● **Problem statement**: Reproduce every line from the one containing "sidebar-item-houses: Houses [28,113,73,148]" down to the one containing "brand-logo[interactable]: IREHOUSE [28,37,97,53]", both ends included, character for character.
⁂
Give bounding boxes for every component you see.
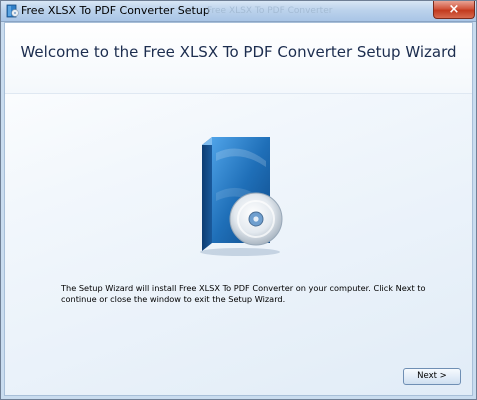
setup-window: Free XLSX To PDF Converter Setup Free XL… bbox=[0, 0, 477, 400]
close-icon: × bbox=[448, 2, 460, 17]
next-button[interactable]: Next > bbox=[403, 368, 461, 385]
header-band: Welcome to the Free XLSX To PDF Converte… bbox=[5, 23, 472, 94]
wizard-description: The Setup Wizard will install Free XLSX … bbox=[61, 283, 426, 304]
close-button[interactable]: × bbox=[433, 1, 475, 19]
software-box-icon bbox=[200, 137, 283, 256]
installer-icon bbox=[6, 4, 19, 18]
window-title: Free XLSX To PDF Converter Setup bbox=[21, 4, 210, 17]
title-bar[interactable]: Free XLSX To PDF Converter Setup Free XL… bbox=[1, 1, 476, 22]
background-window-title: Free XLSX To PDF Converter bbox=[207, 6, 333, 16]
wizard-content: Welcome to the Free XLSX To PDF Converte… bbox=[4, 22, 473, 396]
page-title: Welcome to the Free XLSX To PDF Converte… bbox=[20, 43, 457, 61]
⁂
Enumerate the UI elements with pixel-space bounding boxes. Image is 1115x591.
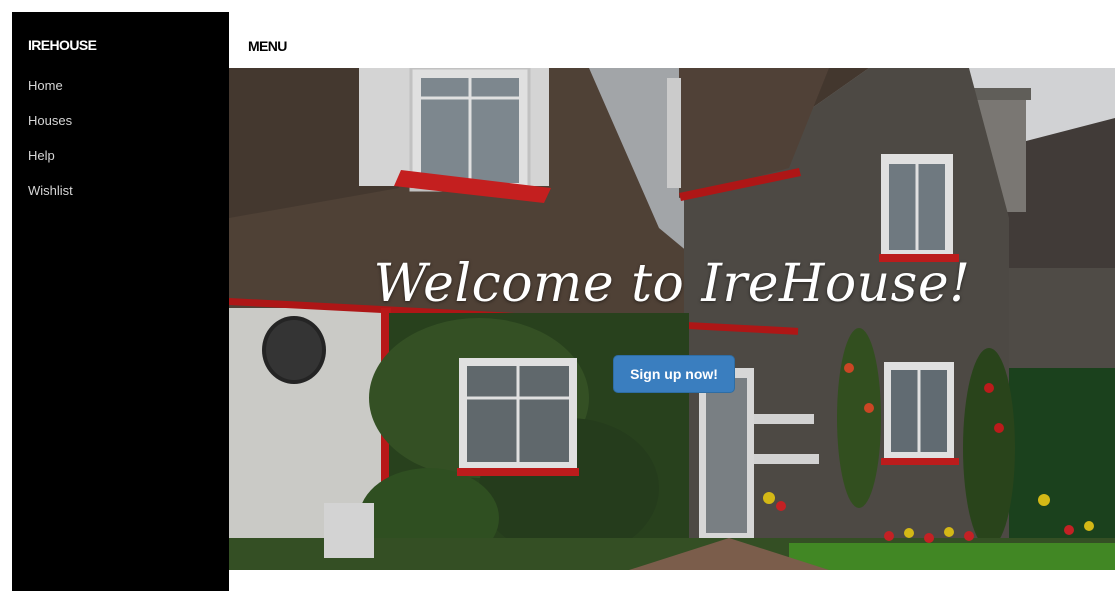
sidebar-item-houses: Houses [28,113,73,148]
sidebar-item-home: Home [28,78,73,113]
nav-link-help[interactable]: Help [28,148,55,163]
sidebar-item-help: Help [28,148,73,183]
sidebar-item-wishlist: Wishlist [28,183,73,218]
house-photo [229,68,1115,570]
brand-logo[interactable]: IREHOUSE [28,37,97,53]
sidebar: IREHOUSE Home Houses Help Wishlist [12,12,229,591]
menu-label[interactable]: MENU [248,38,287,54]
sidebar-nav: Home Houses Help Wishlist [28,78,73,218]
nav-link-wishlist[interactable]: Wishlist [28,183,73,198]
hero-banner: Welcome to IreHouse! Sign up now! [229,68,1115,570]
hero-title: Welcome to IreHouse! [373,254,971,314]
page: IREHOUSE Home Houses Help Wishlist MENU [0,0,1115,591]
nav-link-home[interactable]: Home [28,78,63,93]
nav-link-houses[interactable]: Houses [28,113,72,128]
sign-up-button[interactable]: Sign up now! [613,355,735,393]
⁂
● **Answer to the problem**:
sidebar-item-houses: Houses [28,113,73,148]
sidebar-item-home: Home [28,78,73,113]
nav-link-help[interactable]: Help [28,148,55,163]
sidebar-item-help: Help [28,148,73,183]
sidebar-item-wishlist: Wishlist [28,183,73,218]
house-photo [229,68,1115,570]
brand-logo[interactable]: IREHOUSE [28,37,97,53]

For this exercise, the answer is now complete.